* START PROVIDED INFORMATION *
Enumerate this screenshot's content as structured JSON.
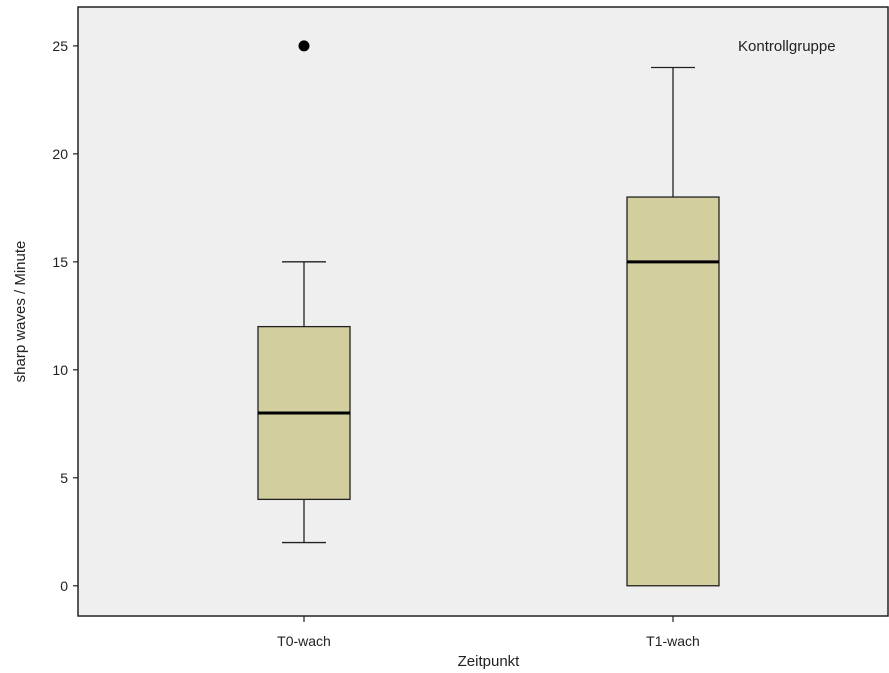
{
  "chart_data": {
    "type": "boxplot",
    "xlabel": "Zeitpunkt",
    "ylabel": "sharp waves / Minute",
    "ylim": [
      -1.4,
      26.8
    ],
    "yticks": [
      0,
      5,
      10,
      15,
      20,
      25
    ],
    "annotation": "Kontrollgruppe",
    "categories": [
      "T0-wach",
      "T1-wach"
    ],
    "boxes": [
      {
        "category": "T0-wach",
        "min": 2,
        "q1": 4,
        "median": 8,
        "q3": 12,
        "max": 15,
        "outliers": [
          25
        ]
      },
      {
        "category": "T1-wach",
        "min": 0,
        "q1": 0,
        "median": 15,
        "q3": 18,
        "max": 24,
        "outliers": []
      }
    ],
    "grid": false,
    "colors": {
      "plot_background": "#efefef",
      "box_fill": "#d3ce9e",
      "stroke": "#222222"
    }
  }
}
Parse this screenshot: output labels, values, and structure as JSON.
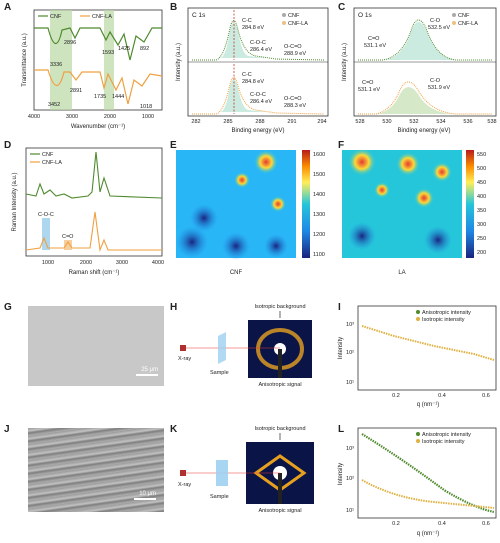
* END PROVIDED INFORMATION *
EXERCISE DESCRIPTION — Write out all the records again, exactly, minus any pictures.

WRITTEN ANSWER —
Enumerate this screenshot's content as structured JSON.
{
  "chart_data": {
    "type": "boxplot",
    "xlabel": "Zeitpunkt",
    "ylabel": "sharp waves / Minute",
    "ylim": [
      -1.4,
      26.8
    ],
    "yticks": [
      0,
      5,
      10,
      15,
      20,
      25
    ],
    "annotation": "Kontrollgruppe",
    "categories": [
      "T0-wach",
      "T1-wach"
    ],
    "boxes": [
      {
        "category": "T0-wach",
        "min": 2,
        "q1": 4,
        "median": 8,
        "q3": 12,
        "max": 15,
        "outliers": [
          25
        ]
      },
      {
        "category": "T1-wach",
        "min": 0,
        "q1": 0,
        "median": 15,
        "q3": 18,
        "max": 24,
        "outliers": []
      }
    ],
    "grid": false,
    "colors": {
      "plot_background": "#efefef",
      "box_fill": "#d3ce9e",
      "stroke": "#222222"
    }
  }
}
Parse this screenshot: output labels, values, and structure as JSON.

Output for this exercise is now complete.